◆ TEXTO FORNECIDO

------------------------------------

Era a expressão literal, clara e legítima do que conhecemos por cultura popular. Nove mulheres; melhor, oito senhoras e uma menina, neta de uma delas; vertendo dignidade dentro de suas fantasias/uniformes nos embalavam com seus cânticos de trabalho, parte e um nosso cancioneiro popular e doméstico, cuja origem se perdeu, nas águas e no tempo.
Elas são, originalmente e ainda, lavadeiras do rio Jequitinhonha, da cidade de Almenara, nordeste de Minas, que
acharam na cantoria uma saída para dar um tom lúdico a um afazer, no comum dos
dias, duro e árduo.
Assim, cantam o que são, em sua maioria, canções de domínio
público. Cânticos de trabalho, lúdicos ou de louvação fazem a trilha feita por
elas, lavadeiras, enquanto desencardem e quaram quilos e mais quilos de roupa.
Estariam fadadas ao anonimato, e suas canções ao
esquecimento, não houvesse as visto e parado a atenção nelas, um Carlos
Farias. Músico e compositor, psicólogo
de formação, trabalhando à época na
implantação de projeto profissionalizante, uma lavanderia comunitária, em
Almenara, ele ali as escutou
cantarolando canções que o levaram à sua infância. Escutou, se encantou e foi o que bastou.
Nascia ali a ideia do Coral. Hoje, cerca de quarenta
mulheres ganham seu pão lavando roupas
na lavanderia comunitária de Almenara e dez delas têm um incremento na renda
com a cantoria e algumas são também benzedeiras.

------------------------------------

◆ ENTRADAS DO CONJUNTO
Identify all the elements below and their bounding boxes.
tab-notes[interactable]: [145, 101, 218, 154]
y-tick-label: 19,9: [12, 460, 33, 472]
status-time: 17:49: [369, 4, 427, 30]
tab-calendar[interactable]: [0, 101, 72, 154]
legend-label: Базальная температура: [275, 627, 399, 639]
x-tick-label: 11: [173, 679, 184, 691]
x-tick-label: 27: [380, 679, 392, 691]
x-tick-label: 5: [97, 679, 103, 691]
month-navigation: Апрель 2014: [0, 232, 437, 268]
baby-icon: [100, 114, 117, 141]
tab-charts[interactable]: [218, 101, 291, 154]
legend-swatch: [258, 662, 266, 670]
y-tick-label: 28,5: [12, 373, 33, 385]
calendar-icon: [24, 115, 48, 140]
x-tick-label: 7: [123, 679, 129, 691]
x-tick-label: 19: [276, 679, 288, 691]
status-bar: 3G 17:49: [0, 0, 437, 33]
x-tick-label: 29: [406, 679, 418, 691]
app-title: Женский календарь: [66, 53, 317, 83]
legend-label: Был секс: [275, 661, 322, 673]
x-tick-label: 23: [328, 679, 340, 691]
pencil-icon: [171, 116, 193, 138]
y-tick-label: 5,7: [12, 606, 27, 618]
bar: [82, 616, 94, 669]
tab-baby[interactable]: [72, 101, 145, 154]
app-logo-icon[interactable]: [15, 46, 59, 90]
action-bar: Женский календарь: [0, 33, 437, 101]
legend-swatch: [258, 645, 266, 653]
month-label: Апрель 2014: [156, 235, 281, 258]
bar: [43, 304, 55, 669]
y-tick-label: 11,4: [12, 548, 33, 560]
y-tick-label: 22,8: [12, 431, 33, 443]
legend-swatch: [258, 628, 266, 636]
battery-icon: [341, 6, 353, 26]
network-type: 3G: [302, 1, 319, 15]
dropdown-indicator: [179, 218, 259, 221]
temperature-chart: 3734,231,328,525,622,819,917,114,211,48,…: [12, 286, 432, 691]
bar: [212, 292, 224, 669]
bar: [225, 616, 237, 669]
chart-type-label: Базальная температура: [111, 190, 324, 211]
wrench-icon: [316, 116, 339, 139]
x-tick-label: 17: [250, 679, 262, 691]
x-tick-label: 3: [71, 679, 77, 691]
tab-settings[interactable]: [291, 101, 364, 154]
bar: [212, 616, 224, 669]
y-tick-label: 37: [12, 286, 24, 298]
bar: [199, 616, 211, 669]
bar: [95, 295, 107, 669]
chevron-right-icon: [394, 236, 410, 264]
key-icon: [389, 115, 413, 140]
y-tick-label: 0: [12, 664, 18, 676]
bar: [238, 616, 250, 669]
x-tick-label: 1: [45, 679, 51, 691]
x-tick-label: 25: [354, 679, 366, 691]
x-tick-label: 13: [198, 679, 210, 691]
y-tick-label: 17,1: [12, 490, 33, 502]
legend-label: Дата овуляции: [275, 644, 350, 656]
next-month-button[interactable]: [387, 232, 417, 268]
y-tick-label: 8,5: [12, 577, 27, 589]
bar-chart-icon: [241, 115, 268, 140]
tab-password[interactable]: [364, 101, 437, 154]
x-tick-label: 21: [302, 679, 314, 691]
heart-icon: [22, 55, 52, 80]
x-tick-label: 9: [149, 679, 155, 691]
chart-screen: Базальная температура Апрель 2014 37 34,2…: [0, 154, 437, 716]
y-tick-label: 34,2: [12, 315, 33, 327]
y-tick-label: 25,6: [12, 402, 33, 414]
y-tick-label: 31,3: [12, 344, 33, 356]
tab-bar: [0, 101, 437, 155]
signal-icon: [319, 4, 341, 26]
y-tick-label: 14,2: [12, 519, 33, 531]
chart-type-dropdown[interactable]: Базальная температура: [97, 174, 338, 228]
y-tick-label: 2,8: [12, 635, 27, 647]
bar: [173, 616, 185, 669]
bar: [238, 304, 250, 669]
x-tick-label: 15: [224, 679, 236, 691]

------------------------------------

◆ OBJETIVO 1
No texto sobre as lavadeiras de Almenara, qual é a formação de Carlos Farias?
◆ OBJETIVO 2
Prolongue o texto sobre as lavadeiras de Almenara a partir da última frase apresentada.
As entradas não têm relação com o texto sobre as lavadeiras de Almenara.

◆ RESULTADO DA TAREFA 1
Ele é psicólogo de formação.

◆ RESULTADO DA TAREFA 2
E a arte das lavadeiras cantoras, e eventualmente
benzedeiras, em repertório constituído majoritariamente por elementos sincréticos da religiosidade
popular, em canções de domínio público, despertou o interesse do público e da
imprensa. Um bom exemplo de inclusão
social pela arte.
As letras de seus cânticos carregam uma sabedoria popular própria
de seu universo. Cantadas, todas, com um sorriso fácil no rosto, legado de
auto-estima e inclusão do projeto,
descrito por Carlos Farias Vale, idealizador e componente. “Eu nunca pensava
que eu, um dia, servia pra isso!”, enfatiza uma delas, no palco, confirmando um
nosso olhar sobre o legado ali sugerido há pouco.
Aquelas senhoras todas dançando, balançando saias e
aventais, nos carregavam em seu balanço ali no SESC Pompéia. Elas se apresentavam junto a Carlos Farias e com participação
espacial de Saulo Laranjeira, apresentando ‘Devoção’, um seu novo trabalho,
fortemente constituído por elementos sincréticos.
A Participação de Saulo Laranjeira com seus ‘causos’
literados, destacando e valorizando um pouco disso tudo que somos todos,
brasileiros, justifica o título com que foi apresentado: “um dos maiores
intérpretes de nossa brasilidade.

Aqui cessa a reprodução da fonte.